Problem statement: Pick out all lines of the entries that include the word "Activity" and copy them.

--- START OF Data for processing ---

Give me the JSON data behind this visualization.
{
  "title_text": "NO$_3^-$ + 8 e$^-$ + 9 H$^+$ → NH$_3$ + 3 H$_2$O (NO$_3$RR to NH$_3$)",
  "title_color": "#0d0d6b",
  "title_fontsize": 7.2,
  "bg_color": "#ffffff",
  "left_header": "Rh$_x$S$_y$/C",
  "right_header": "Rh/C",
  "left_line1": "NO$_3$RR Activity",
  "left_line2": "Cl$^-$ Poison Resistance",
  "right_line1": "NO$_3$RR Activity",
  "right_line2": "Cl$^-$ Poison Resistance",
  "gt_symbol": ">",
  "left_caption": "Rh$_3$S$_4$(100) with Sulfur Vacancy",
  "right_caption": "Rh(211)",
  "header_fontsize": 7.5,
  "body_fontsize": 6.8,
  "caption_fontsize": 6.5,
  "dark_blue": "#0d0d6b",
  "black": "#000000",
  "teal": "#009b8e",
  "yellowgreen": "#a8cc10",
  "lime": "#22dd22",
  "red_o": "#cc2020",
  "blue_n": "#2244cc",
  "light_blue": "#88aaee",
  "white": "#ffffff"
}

--- END OF Data for processing ---

Answer:
  "left_line1": "NO$_3$RR Activity",
  "right_line1": "NO$_3$RR Activity",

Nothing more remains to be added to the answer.